#### [TEXTO DEL DOCUMENTO]
En lugar de alquilar una suite en el último piso del Waldorf Astoria para arrojarse al vacío, como hicieron otros, el señor Miller se trasladó a Brooklyn; pasó un tiempo en un sillón con el puño en la mandíbula y la mirada fija en la pared de enfrente, pero un día se puso de pie y se hizo viajante. Ya no llegó a nada, aunque tampoco tuvo necesidad de estrellarse con su Studebaker contra un árbol para que su hijo cobrara el seguro y pudiera seguir los estudios. Su hijo lo había conseguido por sus propios medios empleándose en un almacén de repuestos para automóviles, un trabajo que le permitió ir a la universidad.
Nada funciona, pero hay que levantarse cada mañana con el ánimo de que las cosas pueden cambiar: éste era el espíritu del viejo sueño americano. Ese era también el espíritu de Arthur Miller. Alto, fibroso, adusto, irónico, este judío antisionista pertenecía también a esa otra raza de los que, en cualquier parte del mundo, nunca bajan los brazos ante la injusticia, y la combaten más allá de la desesperación. No creo que su ánimo hubiera variado en el caso de haber sido estibador en el puerto de Nueva York. La adversidad de la Gran Depresión hizo que, en lugar de ser un acaudalado fabricante de paños, heredero del negocio familiar, se convirtiera en el primer dramaturgo de Estados Unidos. En el fondo, el pesimismo es siempre una forma de moral; por eso nunca hay que doblegarse. De esta derrota extrajo Miller la primera victoria. La muerte de un viajante, inspirada en la experiencia de su padre, fue la obra que lo llevó a la fama.

#### [DATOS DE ORIGEN]
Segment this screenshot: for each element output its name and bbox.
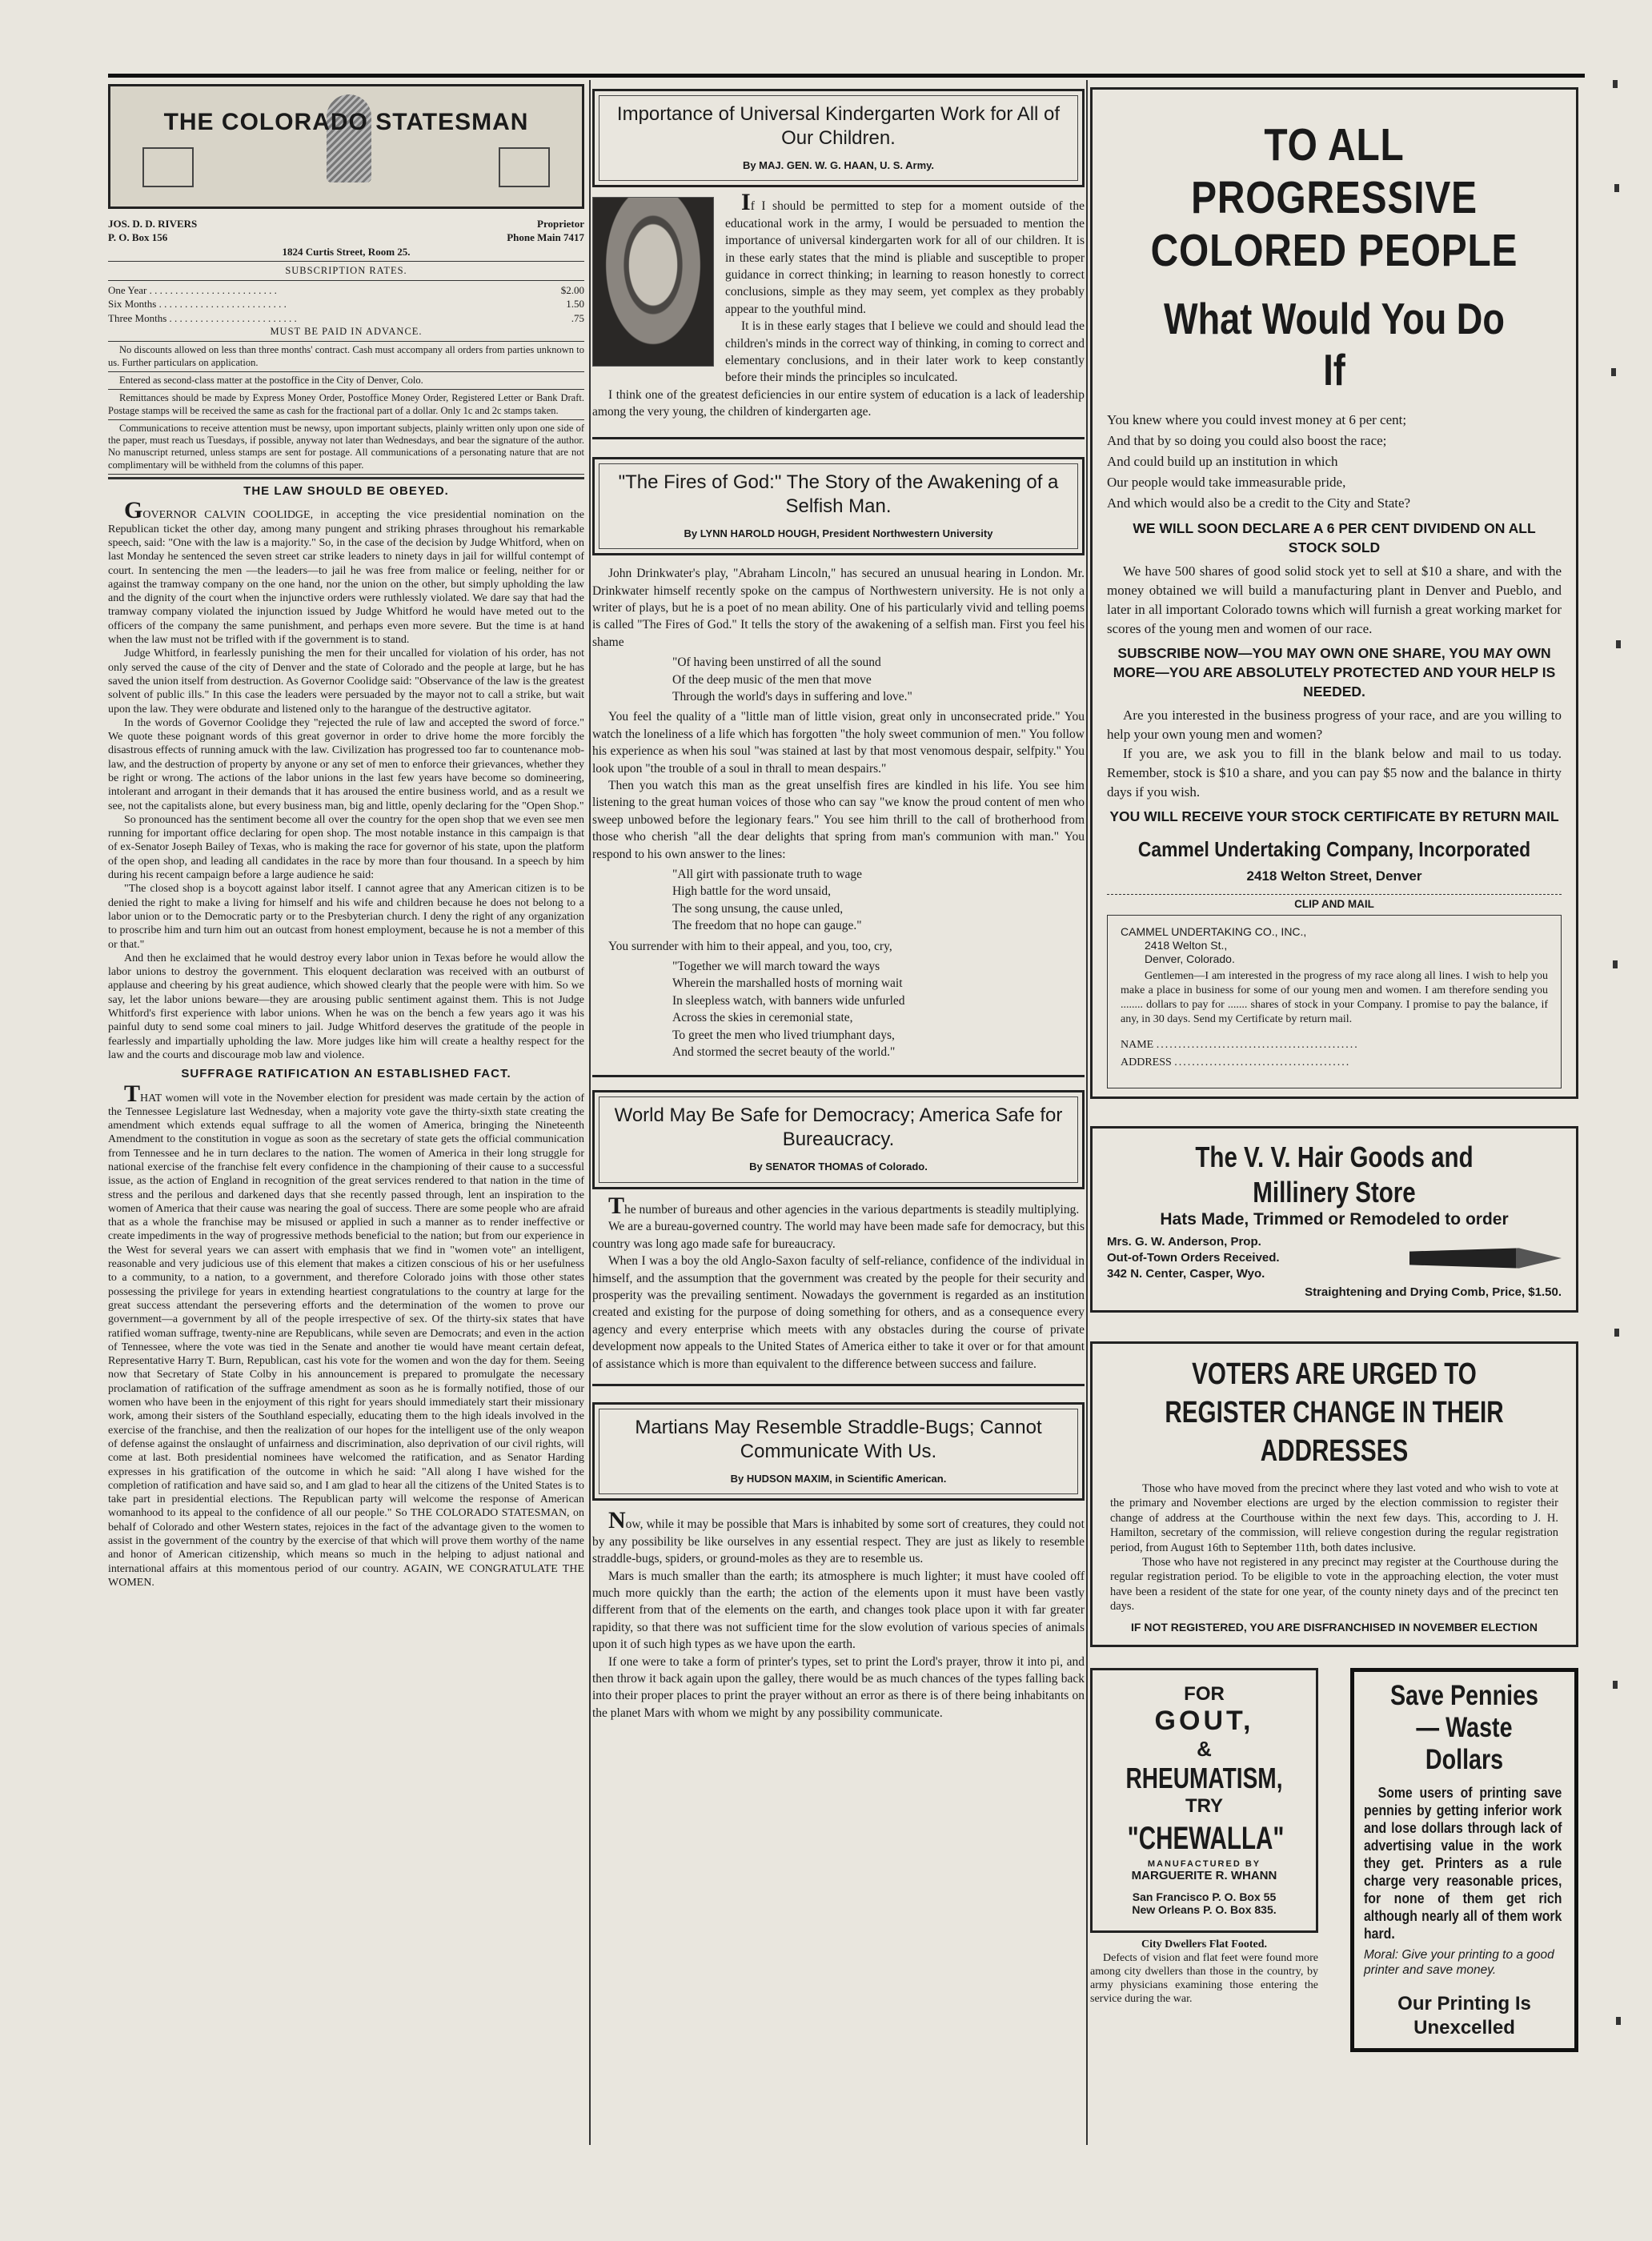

#### [OBJETIVO DE LA TAREA]
Copia de nuevo el fragmento del texto sobre Arthur Miller, empezando en «En lugar de alquilar» y terminando en «a la universidad.», y reemplaza «Brooklyn» por «Queens».

#### [RESPUESTA AL PROBLEMA]
En lugar de alquilar una suite en el último piso del Waldorf Astoria para arrojarse al vacío, como hicieron otros, el señor Miller se trasladó a Queens; pasó un tiempo en un sillón con el puño en la mandíbula y la mirada fija en la pared de enfrente, pero un día se puso de pie y se hizo viajante. Ya no llegó a nada, aunque tampoco tuvo necesidad de estrellarse con su Studebaker contra un árbol para que su hijo cobrara el seguro y pudiera seguir los estudios. Su hijo lo había conseguido por sus propios medios empleándose en un almacén de repuestos para automóviles, un trabajo que le permitió ir a la universidad.